Required task. Which lines contain the word "国美在线"? Return each of them as written.
......
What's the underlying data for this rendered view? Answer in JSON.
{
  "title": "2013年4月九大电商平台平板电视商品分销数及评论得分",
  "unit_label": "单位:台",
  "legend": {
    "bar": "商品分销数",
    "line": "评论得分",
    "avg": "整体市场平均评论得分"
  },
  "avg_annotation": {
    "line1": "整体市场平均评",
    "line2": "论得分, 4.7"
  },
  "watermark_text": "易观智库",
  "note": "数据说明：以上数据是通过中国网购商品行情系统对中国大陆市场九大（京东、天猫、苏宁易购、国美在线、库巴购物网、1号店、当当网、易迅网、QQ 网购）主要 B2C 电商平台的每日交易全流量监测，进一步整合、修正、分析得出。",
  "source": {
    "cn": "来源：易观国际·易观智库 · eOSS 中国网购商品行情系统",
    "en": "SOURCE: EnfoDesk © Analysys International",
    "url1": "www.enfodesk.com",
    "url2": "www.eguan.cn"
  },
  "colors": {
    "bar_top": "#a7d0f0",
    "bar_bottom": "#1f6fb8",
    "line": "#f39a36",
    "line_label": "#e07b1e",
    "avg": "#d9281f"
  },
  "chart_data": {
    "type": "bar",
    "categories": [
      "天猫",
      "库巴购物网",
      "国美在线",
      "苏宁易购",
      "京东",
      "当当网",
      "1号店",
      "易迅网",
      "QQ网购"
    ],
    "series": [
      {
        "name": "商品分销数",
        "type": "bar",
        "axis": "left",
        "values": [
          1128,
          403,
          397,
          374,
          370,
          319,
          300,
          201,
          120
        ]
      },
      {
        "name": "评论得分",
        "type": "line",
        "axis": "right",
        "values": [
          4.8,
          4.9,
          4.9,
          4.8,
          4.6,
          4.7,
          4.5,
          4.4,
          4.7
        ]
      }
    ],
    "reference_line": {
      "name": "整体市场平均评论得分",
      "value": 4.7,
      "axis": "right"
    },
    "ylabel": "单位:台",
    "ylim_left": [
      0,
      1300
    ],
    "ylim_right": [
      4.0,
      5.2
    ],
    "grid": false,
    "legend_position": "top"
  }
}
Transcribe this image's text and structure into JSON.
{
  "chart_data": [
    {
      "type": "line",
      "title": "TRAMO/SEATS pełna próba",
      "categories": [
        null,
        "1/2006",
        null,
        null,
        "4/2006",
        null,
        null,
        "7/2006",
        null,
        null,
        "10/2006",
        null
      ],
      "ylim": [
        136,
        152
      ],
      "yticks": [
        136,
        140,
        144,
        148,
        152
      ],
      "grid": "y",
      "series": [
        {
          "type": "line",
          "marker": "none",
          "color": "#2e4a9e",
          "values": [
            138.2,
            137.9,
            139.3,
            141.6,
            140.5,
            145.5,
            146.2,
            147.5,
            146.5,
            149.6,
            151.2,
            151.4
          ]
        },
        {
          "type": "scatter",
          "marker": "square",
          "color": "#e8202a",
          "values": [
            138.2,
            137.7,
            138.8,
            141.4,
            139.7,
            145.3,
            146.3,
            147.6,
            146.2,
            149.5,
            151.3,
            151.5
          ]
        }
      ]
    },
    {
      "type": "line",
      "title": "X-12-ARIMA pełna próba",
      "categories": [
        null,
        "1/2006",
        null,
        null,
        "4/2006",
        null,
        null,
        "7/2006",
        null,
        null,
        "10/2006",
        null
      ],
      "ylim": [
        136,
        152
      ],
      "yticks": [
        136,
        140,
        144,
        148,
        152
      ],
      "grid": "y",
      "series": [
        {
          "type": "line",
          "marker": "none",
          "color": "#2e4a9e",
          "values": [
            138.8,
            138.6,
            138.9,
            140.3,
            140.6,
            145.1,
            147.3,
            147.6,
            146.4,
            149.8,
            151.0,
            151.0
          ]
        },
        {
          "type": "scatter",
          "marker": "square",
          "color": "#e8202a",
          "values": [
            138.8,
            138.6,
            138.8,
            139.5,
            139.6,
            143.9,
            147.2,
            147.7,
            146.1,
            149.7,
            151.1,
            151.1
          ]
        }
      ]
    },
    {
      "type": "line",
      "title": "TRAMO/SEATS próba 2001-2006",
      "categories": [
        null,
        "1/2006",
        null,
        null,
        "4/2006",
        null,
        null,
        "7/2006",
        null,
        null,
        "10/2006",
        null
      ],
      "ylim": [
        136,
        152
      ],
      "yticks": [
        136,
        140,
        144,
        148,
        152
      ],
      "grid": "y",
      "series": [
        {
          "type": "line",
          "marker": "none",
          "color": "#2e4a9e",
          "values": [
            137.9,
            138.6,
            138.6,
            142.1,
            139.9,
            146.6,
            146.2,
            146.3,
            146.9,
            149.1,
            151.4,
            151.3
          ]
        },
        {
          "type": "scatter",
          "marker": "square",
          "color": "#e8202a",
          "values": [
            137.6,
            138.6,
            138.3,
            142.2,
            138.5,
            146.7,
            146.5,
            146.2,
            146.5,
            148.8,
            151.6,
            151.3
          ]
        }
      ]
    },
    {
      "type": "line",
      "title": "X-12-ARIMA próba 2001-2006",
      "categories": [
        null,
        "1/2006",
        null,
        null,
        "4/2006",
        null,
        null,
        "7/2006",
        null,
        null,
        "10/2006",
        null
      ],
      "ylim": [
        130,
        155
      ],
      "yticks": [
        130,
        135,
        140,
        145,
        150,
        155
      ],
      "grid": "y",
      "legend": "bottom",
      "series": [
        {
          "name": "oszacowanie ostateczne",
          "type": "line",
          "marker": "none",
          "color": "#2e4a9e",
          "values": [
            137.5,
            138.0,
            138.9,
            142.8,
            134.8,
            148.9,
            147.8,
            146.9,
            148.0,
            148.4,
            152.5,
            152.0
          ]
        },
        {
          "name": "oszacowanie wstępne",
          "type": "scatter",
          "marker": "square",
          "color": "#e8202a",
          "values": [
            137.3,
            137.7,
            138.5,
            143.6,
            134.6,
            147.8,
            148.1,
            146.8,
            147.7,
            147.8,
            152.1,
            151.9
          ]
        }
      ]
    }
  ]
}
......
Finished answer.
  "note": "数据说明：以上数据是通过中国网购商品行情系统对中国大陆市场九大（京东、天猫、苏宁易购、国美在线、库巴购物网、1号店、当当网、易迅网、QQ 网购）主要 B2C 电商平台的每日交易全流量监测，进一步整合、修正、分析得出。",
      "国美在线",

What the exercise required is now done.